Instructions to follow :: Among the entries that follow, tally the lines with the string "广西南宁市江南区亭洪路". Give no more than the number.

Data entries:
* * * * * * *
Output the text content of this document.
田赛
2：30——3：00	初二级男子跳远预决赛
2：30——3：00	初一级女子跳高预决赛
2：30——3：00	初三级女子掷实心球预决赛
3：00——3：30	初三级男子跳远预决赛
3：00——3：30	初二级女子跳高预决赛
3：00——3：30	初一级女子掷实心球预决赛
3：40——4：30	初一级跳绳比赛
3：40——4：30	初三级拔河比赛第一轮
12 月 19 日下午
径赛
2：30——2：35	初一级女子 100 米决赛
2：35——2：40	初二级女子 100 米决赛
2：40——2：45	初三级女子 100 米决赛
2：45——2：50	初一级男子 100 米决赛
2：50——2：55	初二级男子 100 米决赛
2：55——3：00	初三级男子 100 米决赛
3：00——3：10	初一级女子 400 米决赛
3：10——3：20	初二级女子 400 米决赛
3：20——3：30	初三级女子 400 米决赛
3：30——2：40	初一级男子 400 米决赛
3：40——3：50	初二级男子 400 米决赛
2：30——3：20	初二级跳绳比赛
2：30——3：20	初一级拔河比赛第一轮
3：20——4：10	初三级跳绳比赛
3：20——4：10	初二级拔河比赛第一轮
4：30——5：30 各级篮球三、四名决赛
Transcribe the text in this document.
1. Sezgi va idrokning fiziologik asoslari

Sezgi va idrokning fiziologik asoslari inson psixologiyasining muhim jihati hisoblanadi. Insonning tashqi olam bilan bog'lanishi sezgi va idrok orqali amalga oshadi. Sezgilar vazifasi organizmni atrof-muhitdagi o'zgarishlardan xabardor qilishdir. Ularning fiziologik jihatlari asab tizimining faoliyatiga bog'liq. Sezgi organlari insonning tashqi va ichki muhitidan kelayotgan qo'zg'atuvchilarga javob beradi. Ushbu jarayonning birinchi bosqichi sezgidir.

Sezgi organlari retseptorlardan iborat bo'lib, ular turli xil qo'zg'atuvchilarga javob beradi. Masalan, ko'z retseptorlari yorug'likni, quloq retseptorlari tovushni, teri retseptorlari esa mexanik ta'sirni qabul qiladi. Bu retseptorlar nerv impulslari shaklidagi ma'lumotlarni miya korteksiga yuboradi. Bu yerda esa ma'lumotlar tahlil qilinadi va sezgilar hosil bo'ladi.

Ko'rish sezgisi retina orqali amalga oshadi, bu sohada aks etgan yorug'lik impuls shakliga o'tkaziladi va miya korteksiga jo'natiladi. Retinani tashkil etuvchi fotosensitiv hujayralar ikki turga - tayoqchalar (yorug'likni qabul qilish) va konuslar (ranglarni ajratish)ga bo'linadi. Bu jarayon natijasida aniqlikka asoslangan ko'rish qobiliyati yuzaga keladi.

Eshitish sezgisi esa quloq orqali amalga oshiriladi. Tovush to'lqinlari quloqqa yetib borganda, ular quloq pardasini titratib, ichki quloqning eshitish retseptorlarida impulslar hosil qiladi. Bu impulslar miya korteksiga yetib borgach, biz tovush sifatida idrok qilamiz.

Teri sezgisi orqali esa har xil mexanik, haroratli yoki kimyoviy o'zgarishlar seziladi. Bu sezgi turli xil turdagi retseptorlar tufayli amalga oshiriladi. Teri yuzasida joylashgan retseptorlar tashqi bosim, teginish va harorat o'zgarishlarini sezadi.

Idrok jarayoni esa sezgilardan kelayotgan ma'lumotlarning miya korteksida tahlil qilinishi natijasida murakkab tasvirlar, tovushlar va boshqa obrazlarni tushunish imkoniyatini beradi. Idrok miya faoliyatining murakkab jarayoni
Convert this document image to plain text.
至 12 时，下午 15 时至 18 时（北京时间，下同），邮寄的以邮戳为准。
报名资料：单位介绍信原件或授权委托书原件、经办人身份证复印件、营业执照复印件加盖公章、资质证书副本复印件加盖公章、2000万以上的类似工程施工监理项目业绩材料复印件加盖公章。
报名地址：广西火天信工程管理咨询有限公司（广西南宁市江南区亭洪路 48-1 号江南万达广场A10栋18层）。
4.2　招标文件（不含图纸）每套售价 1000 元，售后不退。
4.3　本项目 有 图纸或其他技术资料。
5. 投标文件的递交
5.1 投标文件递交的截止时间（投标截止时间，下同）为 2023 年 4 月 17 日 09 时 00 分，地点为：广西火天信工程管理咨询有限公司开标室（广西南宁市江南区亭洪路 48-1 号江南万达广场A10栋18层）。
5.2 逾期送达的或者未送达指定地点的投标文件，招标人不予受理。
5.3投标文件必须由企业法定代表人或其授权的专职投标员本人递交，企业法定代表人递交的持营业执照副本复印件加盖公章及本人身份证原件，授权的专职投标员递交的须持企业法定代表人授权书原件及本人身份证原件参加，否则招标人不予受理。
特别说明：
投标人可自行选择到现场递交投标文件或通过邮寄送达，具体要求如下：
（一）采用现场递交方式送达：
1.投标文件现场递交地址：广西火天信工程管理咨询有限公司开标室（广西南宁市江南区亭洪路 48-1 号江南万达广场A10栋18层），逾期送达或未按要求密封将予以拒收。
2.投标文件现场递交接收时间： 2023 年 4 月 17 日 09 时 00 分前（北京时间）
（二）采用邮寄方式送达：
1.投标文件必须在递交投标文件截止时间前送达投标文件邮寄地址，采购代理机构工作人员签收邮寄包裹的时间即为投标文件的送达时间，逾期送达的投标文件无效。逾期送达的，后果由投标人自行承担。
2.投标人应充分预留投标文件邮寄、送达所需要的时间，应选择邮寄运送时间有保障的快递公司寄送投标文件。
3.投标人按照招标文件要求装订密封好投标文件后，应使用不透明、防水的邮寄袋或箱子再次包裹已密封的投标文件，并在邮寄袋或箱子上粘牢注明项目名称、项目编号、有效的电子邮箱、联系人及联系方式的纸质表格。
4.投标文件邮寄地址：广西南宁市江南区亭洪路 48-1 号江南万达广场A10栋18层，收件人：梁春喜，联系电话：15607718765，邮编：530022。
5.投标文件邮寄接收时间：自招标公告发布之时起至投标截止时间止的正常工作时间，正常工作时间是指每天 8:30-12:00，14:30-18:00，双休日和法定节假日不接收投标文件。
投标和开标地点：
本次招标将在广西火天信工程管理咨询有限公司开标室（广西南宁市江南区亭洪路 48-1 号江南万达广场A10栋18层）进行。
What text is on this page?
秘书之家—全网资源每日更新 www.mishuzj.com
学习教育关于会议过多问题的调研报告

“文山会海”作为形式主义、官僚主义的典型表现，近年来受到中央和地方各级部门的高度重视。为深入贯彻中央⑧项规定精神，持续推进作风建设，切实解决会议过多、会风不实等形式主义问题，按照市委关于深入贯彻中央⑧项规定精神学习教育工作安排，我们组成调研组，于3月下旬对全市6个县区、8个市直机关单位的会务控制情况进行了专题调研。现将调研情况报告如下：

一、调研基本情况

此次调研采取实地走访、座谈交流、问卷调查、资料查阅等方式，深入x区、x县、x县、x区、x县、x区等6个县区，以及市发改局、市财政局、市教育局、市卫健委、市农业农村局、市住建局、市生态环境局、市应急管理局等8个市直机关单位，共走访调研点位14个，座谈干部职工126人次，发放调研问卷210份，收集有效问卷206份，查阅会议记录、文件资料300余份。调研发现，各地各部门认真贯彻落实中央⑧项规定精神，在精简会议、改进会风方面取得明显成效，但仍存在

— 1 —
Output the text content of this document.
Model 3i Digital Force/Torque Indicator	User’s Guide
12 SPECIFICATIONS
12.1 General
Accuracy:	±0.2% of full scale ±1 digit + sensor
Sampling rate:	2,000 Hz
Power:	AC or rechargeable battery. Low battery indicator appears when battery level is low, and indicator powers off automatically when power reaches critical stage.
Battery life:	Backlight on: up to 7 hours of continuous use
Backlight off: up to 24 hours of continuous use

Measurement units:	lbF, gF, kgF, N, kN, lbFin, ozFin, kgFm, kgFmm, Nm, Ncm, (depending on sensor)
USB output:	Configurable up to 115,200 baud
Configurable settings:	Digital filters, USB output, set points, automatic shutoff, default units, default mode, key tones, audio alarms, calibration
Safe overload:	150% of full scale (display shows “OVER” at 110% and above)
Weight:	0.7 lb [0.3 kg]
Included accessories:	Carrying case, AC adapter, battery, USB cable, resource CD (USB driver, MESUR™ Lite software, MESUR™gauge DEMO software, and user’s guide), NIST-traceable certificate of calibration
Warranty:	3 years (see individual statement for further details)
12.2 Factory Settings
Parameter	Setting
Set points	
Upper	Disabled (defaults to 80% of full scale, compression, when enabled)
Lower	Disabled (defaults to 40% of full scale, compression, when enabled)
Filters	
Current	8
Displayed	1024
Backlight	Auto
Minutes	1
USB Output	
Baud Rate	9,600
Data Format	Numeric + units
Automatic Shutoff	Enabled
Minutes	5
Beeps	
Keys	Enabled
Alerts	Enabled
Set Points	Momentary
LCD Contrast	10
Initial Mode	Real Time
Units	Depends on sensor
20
* * * * * * *
Answer to this exercise :: 5